:: DOCUMENT SOURCE ::

Jean Baudrillard
Citationes
« L’art contemporain joue de cette incertitude, de l’impossibilité d’un jugement de valeur esthétique fondé, et spécule sur la culpabilité de ceux qui n’y comprennent rien, ou qui n’ont pas compris qu’il n’y avait rien à comprendre. »
« La vraie question devient alors : ne peut-on plus l’"ouvrir" de quelque façon, proférer quoi que ce soit d’insolite, d’insolent, d’hétérodoxe ou de paradoxal sans être automatiquement d’extrême droite (ce qui est, il faut bien le dire, un hommage rendu à l’extrême droite) ? Pourquoi tout ce qui est moral, conforme et conformiste, et qui était traditionnellement à droite, est-il passé à gauche ? Révision déchirante : alors que la droite incarnait les valeurs morales, et la gauche au contraire une certaine exigence historique et politique contradictoire, aujourd’hui, celle-ci, dépouillée de toute énergie politique, est devenue une pure juridiction morale, incarnation des valeurs universelles, championne du règne de la Vertu et tenancière des valeurs muséales du Bien et du Vrai, juridiction qui peut demander des comptes à tout le monde sans avoir à en rendre à personne. L’illusion politique de la gauche, congelée pendant vingt ans dans l’opposition, s’est révélée, avec l’accession au pouvoir, porteuse, non pas du sens de l’histoire, mais d’une morale de l’histoire. D’une morale de la Vérité, du Droit et de la bonne conscience degré zéro du politique et sans doute même point le plus bas de la généalogie de la morale. Défaite historique de la gauche (et de la pensée) que cette moralisation des valeurs. Même la réalité, le principe de réalité, est un article de foi. Mettez donc en cause la réalité d’une guerre : vous êtes aussitôt jugé comme traître à la loi morale. La gauche tout aussi politiquement dévitalisée que la droite où est donc passé le politique ? Eh bien, du côté de l’extrême droite. Comme le disait très bien Bruno Latour dans le Monde, le seul discours politique en France, aujourd’hui, est celui de Le Pen. Tous les autres sont des discours moraux et pédagogiques, discours d’instituteurs et de donneurs de leçons, de gestionnaires et de programmateurs. »

:::

[TRAVAIL À FAIRE]:
a: Répondez brièvement à ces questions sur les citations de Jean Baudrillard :
(i) Sur quoi l'art contemporain spécule-t-il ?
(ii) Dans quel journal Bruno Latour s'est-il exprimé ?
(iii) Pendant combien de temps l'illusion politique de la gauche est-elle restée congelée dans l'opposition ?
b: Prolongez les citations de Jean Baudrillard à la suite de leur dernière phrase.
Les données ci-après proviennent d'une autre source.

:: DONNÉES FOURNIES ::

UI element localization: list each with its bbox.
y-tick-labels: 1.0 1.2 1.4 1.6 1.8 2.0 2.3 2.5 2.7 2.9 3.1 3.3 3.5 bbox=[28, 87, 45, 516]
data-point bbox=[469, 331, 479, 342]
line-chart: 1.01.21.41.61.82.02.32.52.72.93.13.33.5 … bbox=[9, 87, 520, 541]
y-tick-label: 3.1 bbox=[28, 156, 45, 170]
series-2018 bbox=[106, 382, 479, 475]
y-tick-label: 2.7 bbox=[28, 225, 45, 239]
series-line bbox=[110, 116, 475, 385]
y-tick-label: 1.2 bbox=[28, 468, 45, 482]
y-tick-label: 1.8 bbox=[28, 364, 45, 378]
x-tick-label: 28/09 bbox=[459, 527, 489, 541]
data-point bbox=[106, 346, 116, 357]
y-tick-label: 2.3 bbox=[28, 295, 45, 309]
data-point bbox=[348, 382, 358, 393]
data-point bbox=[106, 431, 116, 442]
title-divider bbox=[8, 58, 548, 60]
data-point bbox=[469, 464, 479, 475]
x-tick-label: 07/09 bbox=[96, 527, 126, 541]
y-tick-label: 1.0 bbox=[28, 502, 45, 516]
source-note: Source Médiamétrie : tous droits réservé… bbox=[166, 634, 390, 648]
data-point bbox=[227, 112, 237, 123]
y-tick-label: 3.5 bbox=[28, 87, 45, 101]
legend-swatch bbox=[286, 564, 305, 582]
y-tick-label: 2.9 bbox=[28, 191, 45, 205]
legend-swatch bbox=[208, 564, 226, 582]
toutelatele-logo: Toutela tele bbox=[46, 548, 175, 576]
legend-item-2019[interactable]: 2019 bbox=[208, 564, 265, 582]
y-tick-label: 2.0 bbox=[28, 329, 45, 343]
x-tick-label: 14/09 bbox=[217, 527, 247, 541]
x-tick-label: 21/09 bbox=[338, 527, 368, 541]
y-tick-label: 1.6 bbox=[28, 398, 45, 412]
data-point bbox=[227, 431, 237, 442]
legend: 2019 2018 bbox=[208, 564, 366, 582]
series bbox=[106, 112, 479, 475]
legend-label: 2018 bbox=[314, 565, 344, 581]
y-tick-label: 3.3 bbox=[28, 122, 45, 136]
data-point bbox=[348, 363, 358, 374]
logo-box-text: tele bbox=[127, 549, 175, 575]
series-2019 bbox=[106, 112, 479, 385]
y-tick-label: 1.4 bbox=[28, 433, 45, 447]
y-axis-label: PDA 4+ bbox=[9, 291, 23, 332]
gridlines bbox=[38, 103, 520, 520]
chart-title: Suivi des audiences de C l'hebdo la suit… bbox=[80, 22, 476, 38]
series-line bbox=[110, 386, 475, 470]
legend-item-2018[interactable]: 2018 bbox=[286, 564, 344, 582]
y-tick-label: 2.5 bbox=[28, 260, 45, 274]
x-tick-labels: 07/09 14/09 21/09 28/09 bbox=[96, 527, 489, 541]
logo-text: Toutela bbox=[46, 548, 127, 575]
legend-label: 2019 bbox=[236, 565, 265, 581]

:::

[RÉPONSES RÉDIGÉES]:
a:
(i) Sur la culpabilité de ceux qui n'y comprennent rien, ou qui n'ont pas compris qu'il n'y avait rien à comprendre.
(ii) Dans le Monde.
(iii) Pendant vingt ans.

b:
« Tout ce qui fait événement aujourd’hui le fait contre cette universalité abstraite - y compris l’antagonisme de l’islam aux valeurs occidentales (c’est parce qu’il en est la contestation la plus véhémente qu’il est aujourd’hui l’ennemi numéro un).
Qui peut faire échec au système mondial ? Certainement pas le mouvement de l’antimondialisation, qui n’a pour objectif que de freiner la dérégulation. L’impact politique peut être considérable, l’impact symbolique est nul. Cette violence-là est encore une sorte de péripétie interne que le système peut surmonter tout en restant maître du jeu. Ce qui peut faire échec au système, ce ne sont pas des alternatives positives, ce sont des singularités. Or, celles-ci ne sont ni positives ni négatives. Elles ne sont pas une alternative, elles sont d’un autre ordre. Elles n’obéissent plus à un jugement de valeur ni à un principe de réalité politique. Elles peuvent donc être le meilleur ou le pire. On ne peut donc les fédérer dans une action historique d’ensemble. Elles font échec à toute pensée unique et dominante, mais elles ne sont pas une contre-pensée unique - elles inventent leur jeu et leurs propres règles du jeu. [...]
Il ne s’agit donc pas d’un “choc de civilisations”, mais d’un affrontement, presque anthropologique, entre une culture universelle indifférenciée et tout ce qui, dans quelque domaine que ce soit, garde quelque chose d’une altérité irréductible. Pour la puissance mondiale, tout aussi intégriste que l’orthodoxie religieuse, toutes les formes différentes et singulières sont des hérésies. A ce titre, elles sont vouées soit à rentrer de gré ou de force dans l’ordre mondial, soit à disparaître. La mission de l’Occident (ou plutôt de l’ex-Occident, puisqu’il n’a plus depuis longtemps de valeurs propres) est de soumettre par tous les moyens les multiples cultures à la loi féroce de l’équivalence. Une culture qui a perdu ses valeurs ne peut que se venger sur celles des autres. »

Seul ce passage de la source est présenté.